## YOUR INSTRUCTIONS
Extract the full set of records that follows, word for word.
** START MATERIAL PROVIDED **
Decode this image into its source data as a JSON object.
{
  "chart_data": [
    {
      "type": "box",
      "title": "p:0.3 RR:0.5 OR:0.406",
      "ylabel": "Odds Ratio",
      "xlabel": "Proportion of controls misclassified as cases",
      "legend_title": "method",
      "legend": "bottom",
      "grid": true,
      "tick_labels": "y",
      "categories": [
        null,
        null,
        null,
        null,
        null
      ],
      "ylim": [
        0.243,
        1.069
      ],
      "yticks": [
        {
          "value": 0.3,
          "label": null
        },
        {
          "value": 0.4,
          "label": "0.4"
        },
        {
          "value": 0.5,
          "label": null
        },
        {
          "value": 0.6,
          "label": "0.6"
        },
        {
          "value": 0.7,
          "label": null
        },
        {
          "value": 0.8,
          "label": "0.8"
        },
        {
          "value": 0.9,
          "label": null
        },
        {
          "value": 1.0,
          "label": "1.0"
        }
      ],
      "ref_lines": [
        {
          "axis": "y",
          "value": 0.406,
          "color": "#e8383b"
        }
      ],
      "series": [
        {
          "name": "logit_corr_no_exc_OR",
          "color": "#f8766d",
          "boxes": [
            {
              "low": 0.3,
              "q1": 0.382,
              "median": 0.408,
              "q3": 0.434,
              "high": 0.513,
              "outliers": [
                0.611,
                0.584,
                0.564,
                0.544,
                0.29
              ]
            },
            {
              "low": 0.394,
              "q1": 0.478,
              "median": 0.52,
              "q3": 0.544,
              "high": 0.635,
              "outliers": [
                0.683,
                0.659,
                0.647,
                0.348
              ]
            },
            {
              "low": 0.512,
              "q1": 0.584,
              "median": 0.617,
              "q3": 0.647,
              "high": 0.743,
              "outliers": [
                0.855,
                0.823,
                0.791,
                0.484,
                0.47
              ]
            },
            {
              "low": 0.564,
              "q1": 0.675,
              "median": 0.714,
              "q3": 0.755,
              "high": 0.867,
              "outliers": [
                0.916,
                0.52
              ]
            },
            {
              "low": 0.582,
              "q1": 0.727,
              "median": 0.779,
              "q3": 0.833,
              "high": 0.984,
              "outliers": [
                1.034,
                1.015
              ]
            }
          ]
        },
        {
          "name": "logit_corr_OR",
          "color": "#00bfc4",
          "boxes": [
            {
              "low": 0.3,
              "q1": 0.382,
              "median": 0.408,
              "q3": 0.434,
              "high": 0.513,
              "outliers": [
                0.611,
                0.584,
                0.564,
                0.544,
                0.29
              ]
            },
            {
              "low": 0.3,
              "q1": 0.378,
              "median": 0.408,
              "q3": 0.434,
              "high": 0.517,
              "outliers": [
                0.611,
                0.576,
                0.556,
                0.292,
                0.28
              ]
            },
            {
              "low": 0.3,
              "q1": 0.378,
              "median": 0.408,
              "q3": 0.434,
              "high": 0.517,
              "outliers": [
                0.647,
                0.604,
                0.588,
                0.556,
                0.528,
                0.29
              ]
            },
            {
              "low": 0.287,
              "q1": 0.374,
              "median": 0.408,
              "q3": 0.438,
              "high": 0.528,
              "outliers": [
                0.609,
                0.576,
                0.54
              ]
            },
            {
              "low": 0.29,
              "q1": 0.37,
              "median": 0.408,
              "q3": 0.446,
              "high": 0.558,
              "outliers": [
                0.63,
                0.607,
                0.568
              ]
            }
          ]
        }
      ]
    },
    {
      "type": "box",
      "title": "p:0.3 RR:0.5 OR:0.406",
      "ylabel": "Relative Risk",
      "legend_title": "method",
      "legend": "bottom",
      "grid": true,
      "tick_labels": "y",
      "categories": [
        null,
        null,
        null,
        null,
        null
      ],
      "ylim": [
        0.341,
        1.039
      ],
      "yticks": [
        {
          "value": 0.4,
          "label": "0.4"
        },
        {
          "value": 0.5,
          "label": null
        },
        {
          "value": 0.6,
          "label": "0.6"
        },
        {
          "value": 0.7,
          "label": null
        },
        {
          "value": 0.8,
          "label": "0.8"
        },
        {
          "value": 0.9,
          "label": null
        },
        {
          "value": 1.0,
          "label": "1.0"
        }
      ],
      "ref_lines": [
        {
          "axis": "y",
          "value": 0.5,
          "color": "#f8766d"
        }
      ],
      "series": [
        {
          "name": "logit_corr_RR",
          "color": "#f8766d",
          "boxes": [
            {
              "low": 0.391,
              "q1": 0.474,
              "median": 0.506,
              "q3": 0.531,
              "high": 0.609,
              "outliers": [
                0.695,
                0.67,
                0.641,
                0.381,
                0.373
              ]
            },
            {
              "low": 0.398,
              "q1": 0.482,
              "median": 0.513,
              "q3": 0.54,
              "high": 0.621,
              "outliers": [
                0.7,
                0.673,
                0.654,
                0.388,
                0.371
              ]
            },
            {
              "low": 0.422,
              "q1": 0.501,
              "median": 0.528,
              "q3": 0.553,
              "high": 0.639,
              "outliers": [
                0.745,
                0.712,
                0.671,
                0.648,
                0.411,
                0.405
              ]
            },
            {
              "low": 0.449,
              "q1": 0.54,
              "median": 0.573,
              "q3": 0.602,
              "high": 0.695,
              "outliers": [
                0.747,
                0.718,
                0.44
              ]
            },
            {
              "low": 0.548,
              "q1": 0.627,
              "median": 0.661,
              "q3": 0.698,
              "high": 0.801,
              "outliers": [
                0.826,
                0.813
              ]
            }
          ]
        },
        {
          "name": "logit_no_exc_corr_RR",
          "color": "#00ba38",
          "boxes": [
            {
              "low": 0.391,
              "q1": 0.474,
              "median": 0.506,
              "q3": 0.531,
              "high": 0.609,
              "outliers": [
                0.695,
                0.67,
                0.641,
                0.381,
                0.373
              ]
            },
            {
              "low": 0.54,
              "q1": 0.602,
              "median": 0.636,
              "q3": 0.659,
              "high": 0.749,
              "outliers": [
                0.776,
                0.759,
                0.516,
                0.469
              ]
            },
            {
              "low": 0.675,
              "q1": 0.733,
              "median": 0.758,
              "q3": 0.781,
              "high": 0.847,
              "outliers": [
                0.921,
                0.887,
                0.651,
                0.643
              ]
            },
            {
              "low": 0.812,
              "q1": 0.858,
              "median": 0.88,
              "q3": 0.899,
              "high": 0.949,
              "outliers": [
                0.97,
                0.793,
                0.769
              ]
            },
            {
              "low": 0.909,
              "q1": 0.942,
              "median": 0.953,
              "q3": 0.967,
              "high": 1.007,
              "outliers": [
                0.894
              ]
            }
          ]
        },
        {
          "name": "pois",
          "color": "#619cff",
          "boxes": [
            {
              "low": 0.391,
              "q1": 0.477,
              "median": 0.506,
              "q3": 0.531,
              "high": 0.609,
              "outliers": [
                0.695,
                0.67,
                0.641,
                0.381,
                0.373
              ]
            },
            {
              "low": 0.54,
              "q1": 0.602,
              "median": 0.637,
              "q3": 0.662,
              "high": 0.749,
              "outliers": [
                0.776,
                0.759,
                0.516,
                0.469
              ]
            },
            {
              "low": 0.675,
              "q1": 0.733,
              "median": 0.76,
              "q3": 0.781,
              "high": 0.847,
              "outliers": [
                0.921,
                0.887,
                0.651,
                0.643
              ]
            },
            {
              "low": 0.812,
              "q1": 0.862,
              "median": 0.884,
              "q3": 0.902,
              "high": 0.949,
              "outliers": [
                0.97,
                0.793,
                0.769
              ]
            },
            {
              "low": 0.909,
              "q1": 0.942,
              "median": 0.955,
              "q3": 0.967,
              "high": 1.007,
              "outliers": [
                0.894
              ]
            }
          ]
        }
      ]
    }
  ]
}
** END MATERIAL PROVIDED **
## EXERCISE RESPONSE
Decode this image into its source data as a JSON object.
{
  "chart_data": [
    {
      "type": "box",
      "title": "p:0.3 RR:0.5 OR:0.406",
      "ylabel": "Odds Ratio",
      "xlabel": "Proportion of controls misclassified as cases",
      "legend_title": "method",
      "legend": "bottom",
      "grid": true,
      "tick_labels": "y",
      "categories": [
        null,
        null,
        null,
        null,
        null
      ],
      "ylim": [
        0.243,
        1.069
      ],
      "yticks": [
        {
          "value": 0.3,
          "label": null
        },
        {
          "value": 0.4,
          "label": "0.4"
        },
        {
          "value": 0.5,
          "label": null
        },
        {
          "value": 0.6,
          "label": "0.6"
        },
        {
          "value": 0.7,
          "label": null
        },
        {
          "value": 0.8,
          "label": "0.8"
        },
        {
          "value": 0.9,
          "label": null
        },
        {
          "value": 1.0,
          "label": "1.0"
        }
      ],
      "ref_lines": [
        {
          "axis": "y",
          "value": 0.406,
          "color": "#e8383b"
        }
      ],
      "series": [
        {
          "name": "logit_corr_no_exc_OR",
          "color": "#f8766d",
          "boxes": [
            {
              "low": 0.3,
              "q1": 0.382,
              "median": 0.408,
              "q3": 0.434,
              "high": 0.513,
              "outliers": [
                0.611,
                0.584,
                0.564,
                0.544,
                0.29
              ]
            },
            {
              "low": 0.394,
              "q1": 0.478,
              "median": 0.52,
              "q3": 0.544,
              "high": 0.635,
              "outliers": [
                0.683,
                0.659,
                0.647,
                0.348
              ]
            },
            {
              "low": 0.512,
              "q1": 0.584,
              "median": 0.617,
              "q3": 0.647,
              "high": 0.743,
              "outliers": [
                0.855,
                0.823,
                0.791,
                0.484,
                0.47
              ]
            },
            {
              "low": 0.564,
              "q1": 0.675,
              "median": 0.714,
              "q3": 0.755,
              "high": 0.867,
              "outliers": [
                0.916,
                0.52
              ]
            },
            {
              "low": 0.582,
              "q1": 0.727,
              "median": 0.779,
              "q3": 0.833,
              "high": 0.984,
              "outliers": [
                1.034,
                1.015
              ]
            }
          ]
        },
        {
          "name": "logit_corr_OR",
          "color": "#00bfc4",
          "boxes": [
            {
              "low": 0.3,
              "q1": 0.382,
              "median": 0.408,
              "q3": 0.434,
              "high": 0.513,
              "outliers": [
                0.611,
                0.584,
                0.564,
                0.544,
                0.29
              ]
            },
            {
              "low": 0.3,
              "q1": 0.378,
              "median": 0.408,
              "q3": 0.434,
              "high": 0.517,
              "outliers": [
                0.611,
                0.576,
                0.556,
                0.292,
                0.28
              ]
            },
            {
              "low": 0.3,
              "q1": 0.378,
              "median": 0.408,
              "q3": 0.434,
              "high": 0.517,
              "outliers": [
                0.647,
                0.604,
                0.588,
                0.556,
                0.528,
                0.29
              ]
            },
            {
              "low": 0.287,
              "q1": 0.374,
              "median": 0.408,
              "q3": 0.438,
              "high": 0.528,
              "outliers": [
                0.609,
                0.576,
                0.54
              ]
            },
            {
              "low": 0.29,
              "q1": 0.37,
              "median": 0.408,
              "q3": 0.446,
              "high": 0.558,
              "outliers": [
                0.63,
                0.607,
                0.568
              ]
            }
          ]
        }
      ]
    },
    {
      "type": "box",
      "title": "p:0.3 RR:0.5 OR:0.406",
      "ylabel": "Relative Risk",
      "legend_title": "method",
      "legend": "bottom",
      "grid": true,
      "tick_labels": "y",
      "categories": [
        null,
        null,
        null,
        null,
        null
      ],
      "ylim": [
        0.341,
        1.039
      ],
      "yticks": [
        {
          "value": 0.4,
          "label": "0.4"
        },
        {
          "value": 0.5,
          "label": null
        },
        {
          "value": 0.6,
          "label": "0.6"
        },
        {
          "value": 0.7,
          "label": null
        },
        {
          "value": 0.8,
          "label": "0.8"
        },
        {
          "value": 0.9,
          "label": null
        },
        {
          "value": 1.0,
          "label": "1.0"
        }
      ],
      "ref_lines": [
        {
          "axis": "y",
          "value": 0.5,
          "color": "#f8766d"
        }
      ],
      "series": [
        {
          "name": "logit_corr_RR",
          "color": "#f8766d",
          "boxes": [
            {
              "low": 0.391,
              "q1": 0.474,
              "median": 0.506,
              "q3": 0.531,
              "high": 0.609,
              "outliers": [
                0.695,
                0.67,
                0.641,
                0.381,
                0.373
              ]
            },
            {
              "low": 0.398,
              "q1": 0.482,
              "median": 0.513,
              "q3": 0.54,
              "high": 0.621,
              "outliers": [
                0.7,
                0.673,
                0.654,
                0.388,
                0.371
              ]
            },
            {
              "low": 0.422,
              "q1": 0.501,
              "median": 0.528,
              "q3": 0.553,
              "high": 0.639,
              "outliers": [
                0.745,
                0.712,
                0.671,
                0.648,
                0.411,
                0.405
              ]
            },
            {
              "low": 0.449,
              "q1": 0.54,
              "median": 0.573,
              "q3": 0.602,
              "high": 0.695,
              "outliers": [
                0.747,
                0.718,
                0.44
              ]
            },
            {
              "low": 0.548,
              "q1": 0.627,
              "median": 0.661,
              "q3": 0.698,
              "high": 0.801,
              "outliers": [
                0.826,
                0.813
              ]
            }
          ]
        },
        {
          "name": "logit_no_exc_corr_RR",
          "color": "#00ba38",
          "boxes": [
            {
              "low": 0.391,
              "q1": 0.474,
              "median": 0.506,
              "q3": 0.531,
              "high": 0.609,
              "outliers": [
                0.695,
                0.67,
                0.641,
                0.381,
                0.373
              ]
            },
            {
              "low": 0.54,
              "q1": 0.602,
              "median": 0.636,
              "q3": 0.659,
              "high": 0.749,
              "outliers": [
                0.776,
                0.759,
                0.516,
                0.469
              ]
            },
            {
              "low": 0.675,
              "q1": 0.733,
              "median": 0.758,
              "q3": 0.781,
              "high": 0.847,
              "outliers": [
                0.921,
                0.887,
                0.651,
                0.643
              ]
            },
            {
              "low": 0.812,
              "q1": 0.858,
              "median": 0.88,
              "q3": 0.899,
              "high": 0.949,
              "outliers": [
                0.97,
                0.793,
                0.769
              ]
            },
            {
              "low": 0.909,
              "q1": 0.942,
              "median": 0.953,
              "q3": 0.967,
              "high": 1.007,
              "outliers": [
                0.894
              ]
            }
          ]
        },
        {
          "name": "pois",
          "color": "#619cff",
          "boxes": [
            {
              "low": 0.391,
              "q1": 0.477,
              "median": 0.506,
              "q3": 0.531,
              "high": 0.609,
              "outliers": [
                0.695,
                0.67,
                0.641,
                0.381,
                0.373
              ]
            },
            {
              "low": 0.54,
              "q1": 0.602,
              "median": 0.637,
              "q3": 0.662,
              "high": 0.749,
              "outliers": [
                0.776,
                0.759,
                0.516,
                0.469
              ]
            },
            {
              "low": 0.675,
              "q1": 0.733,
              "median": 0.76,
              "q3": 0.781,
              "high": 0.847,
              "outliers": [
                0.921,
                0.887,
                0.651,
                0.643
              ]
            },
            {
              "low": 0.812,
              "q1": 0.862,
              "median": 0.884,
              "q3": 0.902,
              "high": 0.949,
              "outliers": [
                0.97,
                0.793,
                0.769
              ]
            },
            {
              "low": 0.909,
              "q1": 0.942,
              "median": 0.955,
              "q3": 0.967,
              "high": 1.007,
              "outliers": [
                0.894
              ]
            }
          ]
        }
      ]
    }
  ]
}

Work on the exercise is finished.